What this task involves:
Only lines holding the word "name" should be copied from the material.

* * *

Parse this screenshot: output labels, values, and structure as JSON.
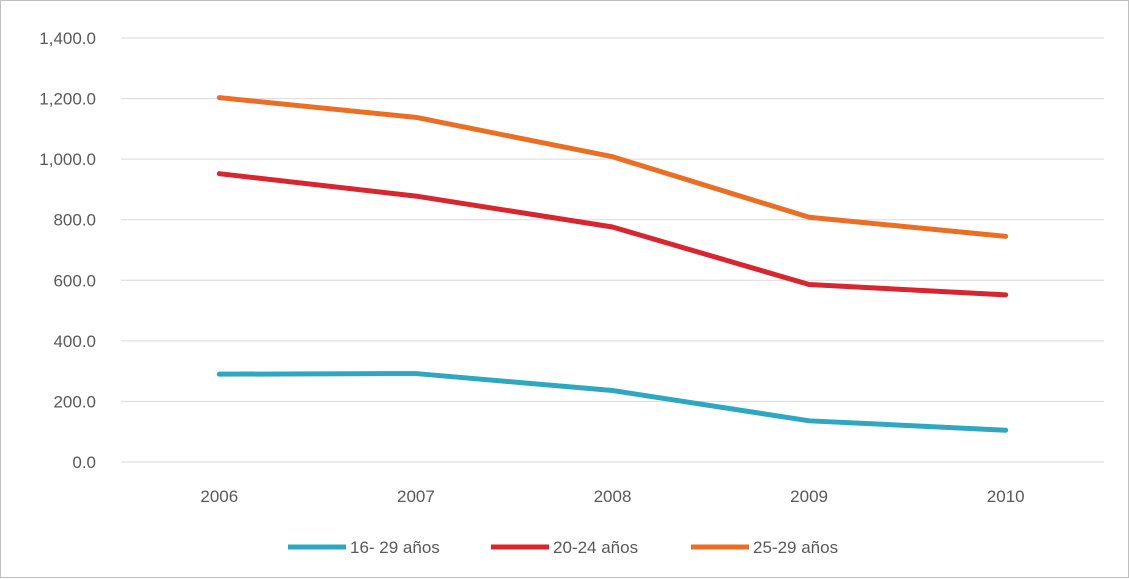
{
  "chart_data": {
    "type": "line",
    "title": "",
    "xlabel": "",
    "ylabel": "",
    "categories": [
      "2006",
      "2007",
      "2008",
      "2009",
      "2010"
    ],
    "ylim": [
      0,
      1400
    ],
    "yticks": [
      "0.0",
      "200.0",
      "400.0",
      "600.0",
      "800.0",
      "1,000.0",
      "1,200.0",
      "1,400.0"
    ],
    "grid": true,
    "legend_position": "bottom",
    "series": [
      {
        "name": "16- 29 años",
        "color": "#2ea8c1",
        "values": [
          290,
          292,
          236,
          136,
          105
        ]
      },
      {
        "name": "20-24 años",
        "color": "#d9252d",
        "values": [
          952,
          878,
          776,
          586,
          552
        ]
      },
      {
        "name": "25-29 años",
        "color": "#ea6f25",
        "values": [
          1203,
          1138,
          1008,
          808,
          745
        ]
      }
    ]
  }
}
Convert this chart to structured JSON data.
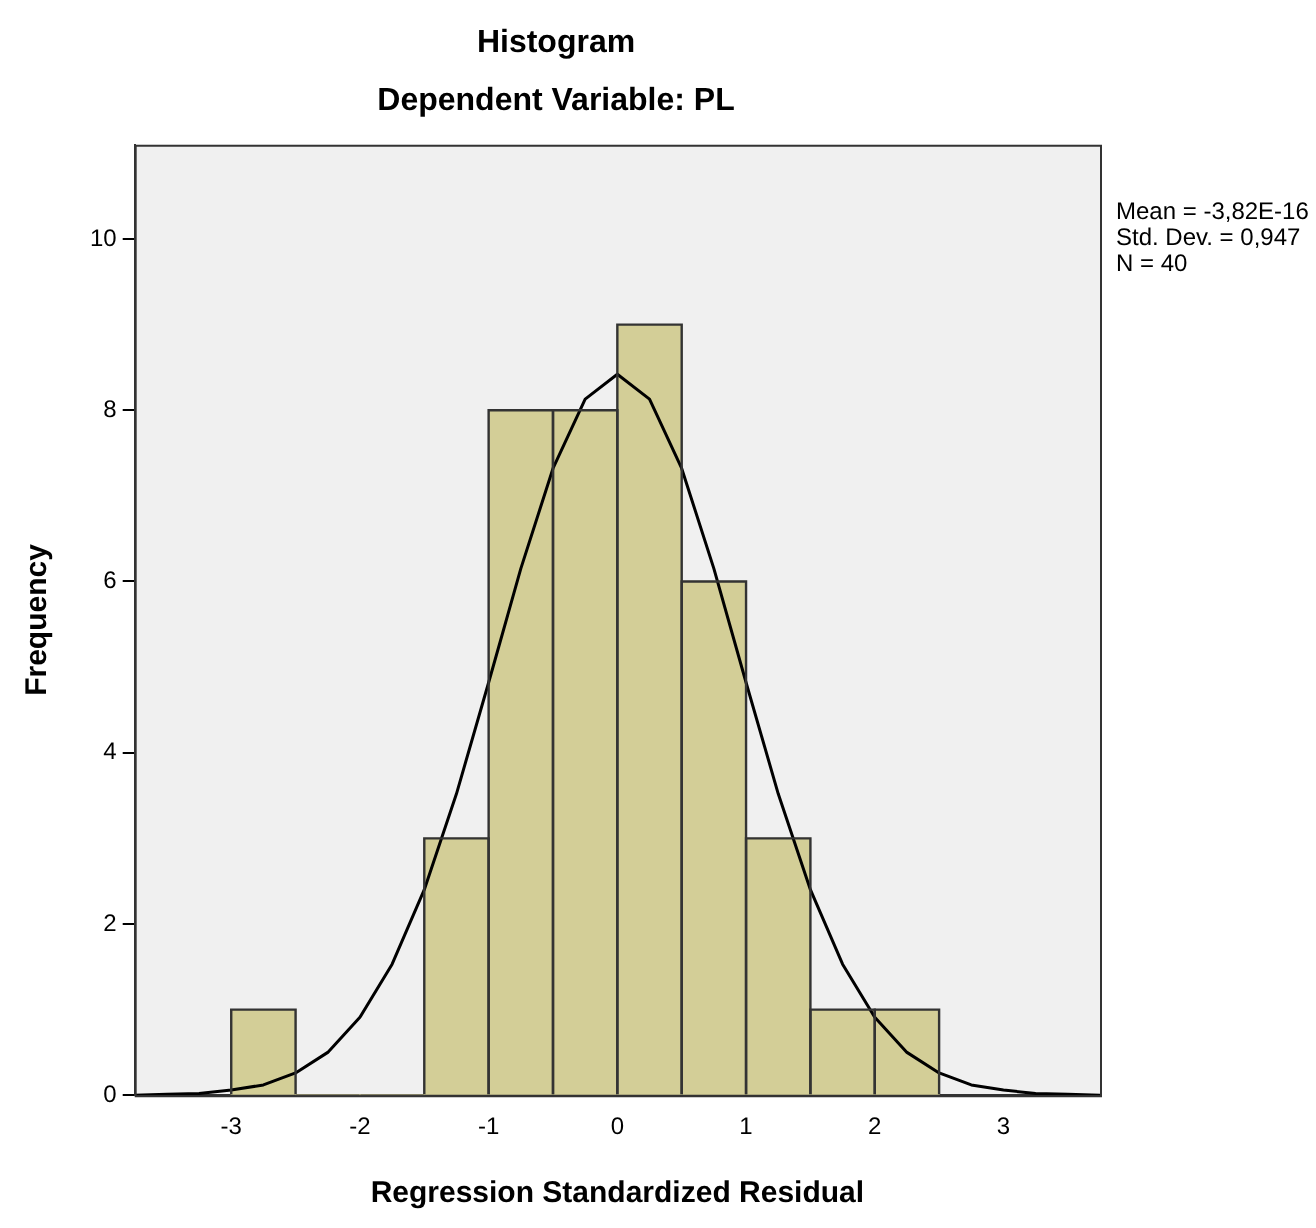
{
  "chart_data": {
    "type": "histogram",
    "title": "Histogram",
    "subtitle": "Dependent Variable: PL",
    "xlabel": "Regression Standardized Residual",
    "ylabel": "Frequency",
    "annotations": [
      "Mean = -3,82E-16",
      "Std. Dev. = 0,947",
      "N = 40"
    ],
    "bins": [
      -3,
      -2.5,
      -2,
      -1.5,
      -1,
      -0.5,
      0,
      0.5,
      1,
      1.5,
      2,
      2.5
    ],
    "values": [
      1,
      0,
      0,
      3,
      8,
      8,
      9,
      6,
      3,
      1,
      1
    ],
    "color": "#d3ce97",
    "series": [
      {
        "type": "line",
        "color": "#000000",
        "x": [
          -3.75,
          -3.5,
          -3.25,
          -3,
          -2.75,
          -2.5,
          -2.25,
          -2,
          -1.75,
          -1.5,
          -1.25,
          -1,
          -0.75,
          -0.5,
          -0.25,
          0,
          0.25,
          0.5,
          0.75,
          1,
          1.25,
          1.5,
          1.75,
          2,
          2.25,
          2.5,
          2.75,
          3,
          3.25,
          3.5,
          3.75
        ],
        "values": [
          0,
          0.01,
          0.02,
          0.06,
          0.12,
          0.26,
          0.5,
          0.91,
          1.53,
          2.4,
          3.52,
          4.82,
          6.15,
          7.32,
          8.13,
          8.42,
          8.13,
          7.32,
          6.15,
          4.82,
          3.52,
          2.4,
          1.53,
          0.91,
          0.5,
          0.26,
          0.12,
          0.06,
          0.02,
          0.01,
          0
        ]
      }
    ],
    "xlim": [
      -3.75,
      3.75
    ],
    "xticks": [
      -3,
      -2,
      -1,
      0,
      1,
      2,
      3
    ],
    "ylim": [
      0,
      11.1
    ],
    "yticks": [
      0,
      2,
      4,
      6,
      8,
      10
    ]
  }
}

* * *

Complete response:
        "name": "16- 29 años",
        "name": "20-24 años",
        "name": "25-29 años",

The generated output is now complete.